*Task directions*
Your job is to restate each entry word for word.

*Records shown*
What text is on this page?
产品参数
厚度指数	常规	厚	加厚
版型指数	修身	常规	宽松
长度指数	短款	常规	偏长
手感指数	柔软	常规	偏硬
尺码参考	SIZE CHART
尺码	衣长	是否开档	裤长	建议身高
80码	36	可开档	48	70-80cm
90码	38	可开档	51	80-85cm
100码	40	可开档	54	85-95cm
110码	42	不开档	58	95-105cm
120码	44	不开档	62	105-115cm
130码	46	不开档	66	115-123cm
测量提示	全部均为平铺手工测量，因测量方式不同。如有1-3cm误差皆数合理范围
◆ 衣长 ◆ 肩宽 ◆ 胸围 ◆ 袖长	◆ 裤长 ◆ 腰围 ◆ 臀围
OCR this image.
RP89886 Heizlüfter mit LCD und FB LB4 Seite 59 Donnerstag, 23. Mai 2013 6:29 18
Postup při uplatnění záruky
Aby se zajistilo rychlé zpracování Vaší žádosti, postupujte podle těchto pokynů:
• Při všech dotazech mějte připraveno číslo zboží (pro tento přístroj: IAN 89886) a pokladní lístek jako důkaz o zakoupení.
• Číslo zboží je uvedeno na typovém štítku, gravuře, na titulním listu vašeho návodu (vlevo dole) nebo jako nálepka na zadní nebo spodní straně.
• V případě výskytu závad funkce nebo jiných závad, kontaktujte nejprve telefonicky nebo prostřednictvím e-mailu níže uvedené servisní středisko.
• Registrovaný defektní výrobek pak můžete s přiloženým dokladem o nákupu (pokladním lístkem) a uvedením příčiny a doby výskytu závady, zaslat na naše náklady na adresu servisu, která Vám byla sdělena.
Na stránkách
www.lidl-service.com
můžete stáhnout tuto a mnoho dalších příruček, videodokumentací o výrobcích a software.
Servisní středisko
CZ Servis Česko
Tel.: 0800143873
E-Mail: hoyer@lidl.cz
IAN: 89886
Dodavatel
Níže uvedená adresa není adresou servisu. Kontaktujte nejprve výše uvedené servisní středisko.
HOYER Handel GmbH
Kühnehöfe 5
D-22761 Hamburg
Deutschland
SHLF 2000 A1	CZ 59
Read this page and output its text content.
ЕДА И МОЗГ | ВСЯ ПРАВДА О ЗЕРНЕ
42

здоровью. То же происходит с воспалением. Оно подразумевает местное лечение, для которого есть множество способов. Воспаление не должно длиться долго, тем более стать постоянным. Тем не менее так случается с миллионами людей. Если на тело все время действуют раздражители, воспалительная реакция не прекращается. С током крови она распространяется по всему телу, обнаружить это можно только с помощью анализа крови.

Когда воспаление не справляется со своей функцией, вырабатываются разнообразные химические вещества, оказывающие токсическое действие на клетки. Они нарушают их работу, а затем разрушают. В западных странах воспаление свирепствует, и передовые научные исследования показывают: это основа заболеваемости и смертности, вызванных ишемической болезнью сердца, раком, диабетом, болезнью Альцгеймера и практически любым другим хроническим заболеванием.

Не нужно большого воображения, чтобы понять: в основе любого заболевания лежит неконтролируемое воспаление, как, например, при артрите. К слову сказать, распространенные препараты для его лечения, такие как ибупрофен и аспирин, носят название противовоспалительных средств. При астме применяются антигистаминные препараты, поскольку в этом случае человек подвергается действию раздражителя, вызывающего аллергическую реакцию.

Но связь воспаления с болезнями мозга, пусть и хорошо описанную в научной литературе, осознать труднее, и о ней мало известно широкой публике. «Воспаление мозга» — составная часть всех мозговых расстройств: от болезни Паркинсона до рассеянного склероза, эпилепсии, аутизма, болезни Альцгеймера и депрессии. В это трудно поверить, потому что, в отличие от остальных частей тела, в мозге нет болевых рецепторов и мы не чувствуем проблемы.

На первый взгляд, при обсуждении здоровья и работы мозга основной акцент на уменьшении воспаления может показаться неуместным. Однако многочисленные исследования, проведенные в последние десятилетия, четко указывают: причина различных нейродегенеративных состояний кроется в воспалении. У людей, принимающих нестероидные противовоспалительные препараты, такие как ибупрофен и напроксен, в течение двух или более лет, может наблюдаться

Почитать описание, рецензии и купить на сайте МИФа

*Complete answer*
What text is on this page?
产品参数
厚度指数	常规	厚	加厚
版型指数	修身	常规	宽松
长度指数	短款	常规	偏长
手感指数	柔软	常规	偏硬
尺码参考	SIZE CHART
尺码	衣长	是否开档	裤长	建议身高
80码	36	可开档	48	70-80cm
90码	38	可开档	51	80-85cm
100码	40	可开档	54	85-95cm
110码	42	不开档	58	95-105cm
120码	44	不开档	62	105-115cm
130码	46	不开档	66	115-123cm
测量提示	全部均为平铺手工测量，因测量方式不同。如有1-3cm误差皆数合理范围
◆ 衣长 ◆ 肩宽 ◆ 胸围 ◆ 袖长	◆ 裤长 ◆ 腰围 ◆ 臀围
OCR this image.
RP89886 Heizlüfter mit LCD und FB LB4 Seite 59 Donnerstag, 23. Mai 2013 6:29 18
Postup při uplatnění záruky
Aby se zajistilo rychlé zpracování Vaší žádosti, postupujte podle těchto pokynů:
• Při všech dotazech mějte připraveno číslo zboží (pro tento přístroj: IAN 89886) a pokladní lístek jako důkaz o zakoupení.
• Číslo zboží je uvedeno na typovém štítku, gravuře, na titulním listu vašeho návodu (vlevo dole) nebo jako nálepka na zadní nebo spodní straně.
• V případě výskytu závad funkce nebo jiných závad, kontaktujte nejprve telefonicky nebo prostřednictvím e-mailu níže uvedené servisní středisko.
• Registrovaný defektní výrobek pak můžete s přiloženým dokladem o nákupu (pokladním lístkem) a uvedením příčiny a doby výskytu závady, zaslat na naše náklady na adresu servisu, která Vám byla sdělena.
Na stránkách
www.lidl-service.com
můžete stáhnout tuto a mnoho dalších příruček, videodokumentací o výrobcích a software.
Servisní středisko
CZ Servis Česko
Tel.: 0800143873
E-Mail: hoyer@lidl.cz
IAN: 89886
Dodavatel
Níže uvedená adresa není adresou servisu. Kontaktujte nejprve výše uvedené servisní středisko.
HOYER Handel GmbH
Kühnehöfe 5
D-22761 Hamburg
Deutschland
SHLF 2000 A1	CZ 59
Read this page and output its text content.
ЕДА И МОЗГ | ВСЯ ПРАВДА О ЗЕРНЕ
42

здоровью. То же происходит с воспалением. Оно подразумевает местное лечение, для которого есть множество способов. Воспаление не должно длиться долго, тем более стать постоянным. Тем не менее так случается с миллионами людей. Если на тело все время действуют раздражители, воспалительная реакция не прекращается. С током крови она распространяется по всему телу, обнаружить это можно только с помощью анализа крови.

Когда воспаление не справляется со своей функцией, вырабатываются разнообразные химические вещества, оказывающие токсическое действие на клетки. Они нарушают их работу, а затем разрушают. В западных странах воспаление свирепствует, и передовые научные исследования показывают: это основа заболеваемости и смертности, вызванных ишемической болезнью сердца, раком, диабетом, болезнью Альцгеймера и практически любым другим хроническим заболеванием.

Не нужно большого воображения, чтобы понять: в основе любого заболевания лежит неконтролируемое воспаление, как, например, при артрите. К слову сказать, распространенные препараты для его лечения, такие как ибупрофен и аспирин, носят название противовоспалительных средств. При астме применяются антигистаминные препараты, поскольку в этом случае человек подвергается действию раздражителя, вызывающего аллергическую реакцию.

Но связь воспаления с болезнями мозга, пусть и хорошо описанную в научной литературе, осознать труднее, и о ней мало известно широкой публике. «Воспаление мозга» — составная часть всех мозговых расстройств: от болезни Паркинсона до рассеянного склероза, эпилепсии, аутизма, болезни Альцгеймера и депрессии. В это трудно поверить, потому что, в отличие от остальных частей тела, в мозге нет болевых рецепторов и мы не чувствуем проблемы.

На первый взгляд, при обсуждении здоровья и работы мозга основной акцент на уменьшении воспаления может показаться неуместным. Однако многочисленные исследования, проведенные в последние десятилетия, четко указывают: причина различных нейродегенеративных состояний кроется в воспалении. У людей, принимающих нестероидные противовоспалительные препараты, такие как ибупрофен и напроксен, в течение двух или более лет, может наблюдаться

Почитать описание, рецензии и купить на сайте МИФа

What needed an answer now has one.